Source data
((

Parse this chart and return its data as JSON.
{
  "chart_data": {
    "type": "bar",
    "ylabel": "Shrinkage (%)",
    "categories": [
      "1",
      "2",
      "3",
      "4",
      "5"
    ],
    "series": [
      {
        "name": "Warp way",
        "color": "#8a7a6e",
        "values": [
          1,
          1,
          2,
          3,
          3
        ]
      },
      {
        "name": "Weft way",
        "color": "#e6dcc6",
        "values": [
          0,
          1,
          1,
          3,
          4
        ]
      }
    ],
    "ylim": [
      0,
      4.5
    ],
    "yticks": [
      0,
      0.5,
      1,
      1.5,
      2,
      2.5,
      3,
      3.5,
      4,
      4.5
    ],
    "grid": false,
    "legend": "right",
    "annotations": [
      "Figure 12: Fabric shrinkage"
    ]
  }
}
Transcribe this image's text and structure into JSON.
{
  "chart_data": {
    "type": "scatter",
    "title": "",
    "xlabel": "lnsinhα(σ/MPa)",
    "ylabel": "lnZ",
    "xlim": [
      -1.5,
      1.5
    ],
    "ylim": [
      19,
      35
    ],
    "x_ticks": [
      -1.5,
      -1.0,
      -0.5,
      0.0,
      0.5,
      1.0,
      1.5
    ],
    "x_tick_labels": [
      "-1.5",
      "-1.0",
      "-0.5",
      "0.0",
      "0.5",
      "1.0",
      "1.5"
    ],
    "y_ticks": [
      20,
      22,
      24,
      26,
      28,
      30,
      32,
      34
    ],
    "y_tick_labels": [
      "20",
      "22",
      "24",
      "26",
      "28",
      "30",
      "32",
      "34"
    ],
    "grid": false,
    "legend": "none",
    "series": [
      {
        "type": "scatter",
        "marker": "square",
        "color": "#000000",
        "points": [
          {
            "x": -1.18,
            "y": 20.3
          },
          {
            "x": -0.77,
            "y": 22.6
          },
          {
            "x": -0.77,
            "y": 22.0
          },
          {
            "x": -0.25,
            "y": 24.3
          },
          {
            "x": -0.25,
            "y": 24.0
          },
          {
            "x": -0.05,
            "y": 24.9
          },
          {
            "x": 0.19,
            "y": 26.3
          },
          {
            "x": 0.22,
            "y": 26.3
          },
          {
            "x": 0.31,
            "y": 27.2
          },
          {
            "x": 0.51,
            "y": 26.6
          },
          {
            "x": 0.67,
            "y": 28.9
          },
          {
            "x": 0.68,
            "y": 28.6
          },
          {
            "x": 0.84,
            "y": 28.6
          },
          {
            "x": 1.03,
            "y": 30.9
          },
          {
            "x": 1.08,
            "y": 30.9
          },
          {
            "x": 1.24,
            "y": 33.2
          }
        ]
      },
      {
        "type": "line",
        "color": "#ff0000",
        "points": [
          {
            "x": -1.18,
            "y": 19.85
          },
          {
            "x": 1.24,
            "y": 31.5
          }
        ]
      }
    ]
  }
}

))

Print out every record again, exactly and in full.

Parse this chart and return its data as JSON.
{
  "chart_data": {
    "type": "bar",
    "ylabel": "Shrinkage (%)",
    "categories": [
      "1",
      "2",
      "3",
      "4",
      "5"
    ],
    "series": [
      {
        "name": "Warp way",
        "color": "#8a7a6e",
        "values": [
          1,
          1,
          2,
          3,
          3
        ]
      },
      {
        "name": "Weft way",
        "color": "#e6dcc6",
        "values": [
          0,
          1,
          1,
          3,
          4
        ]
      }
    ],
    "ylim": [
      0,
      4.5
    ],
    "yticks": [
      0,
      0.5,
      1,
      1.5,
      2,
      2.5,
      3,
      3.5,
      4,
      4.5
    ],
    "grid": false,
    "legend": "right",
    "annotations": [
      "Figure 12: Fabric shrinkage"
    ]
  }
}
Transcribe this image's text and structure into JSON.
{
  "chart_data": {
    "type": "scatter",
    "title": "",
    "xlabel": "lnsinhα(σ/MPa)",
    "ylabel": "lnZ",
    "xlim": [
      -1.5,
      1.5
    ],
    "ylim": [
      19,
      35
    ],
    "x_ticks": [
      -1.5,
      -1.0,
      -0.5,
      0.0,
      0.5,
      1.0,
      1.5
    ],
    "x_tick_labels": [
      "-1.5",
      "-1.0",
      "-0.5",
      "0.0",
      "0.5",
      "1.0",
      "1.5"
    ],
    "y_ticks": [
      20,
      22,
      24,
      26,
      28,
      30,
      32,
      34
    ],
    "y_tick_labels": [
      "20",
      "22",
      "24",
      "26",
      "28",
      "30",
      "32",
      "34"
    ],
    "grid": false,
    "legend": "none",
    "series": [
      {
        "type": "scatter",
        "marker": "square",
        "color": "#000000",
        "points": [
          {
            "x": -1.18,
            "y": 20.3
          },
          {
            "x": -0.77,
            "y": 22.6
          },
          {
            "x": -0.77,
            "y": 22.0
          },
          {
            "x": -0.25,
            "y": 24.3
          },
          {
            "x": -0.25,
            "y": 24.0
          },
          {
            "x": -0.05,
            "y": 24.9
          },
          {
            "x": 0.19,
            "y": 26.3
          },
          {
            "x": 0.22,
            "y": 26.3
          },
          {
            "x": 0.31,
            "y": 27.2
          },
          {
            "x": 0.51,
            "y": 26.6
          },
          {
            "x": 0.67,
            "y": 28.9
          },
          {
            "x": 0.68,
            "y": 28.6
          },
          {
            "x": 0.84,
            "y": 28.6
          },
          {
            "x": 1.03,
            "y": 30.9
          },
          {
            "x": 1.08,
            "y": 30.9
          },
          {
            "x": 1.24,
            "y": 33.2
          }
        ]
      },
      {
        "type": "line",
        "color": "#ff0000",
        "points": [
          {
            "x": -1.18,
            "y": 19.85
          },
          {
            "x": 1.24,
            "y": 31.5
          }
        ]
      }
    ]
  }
}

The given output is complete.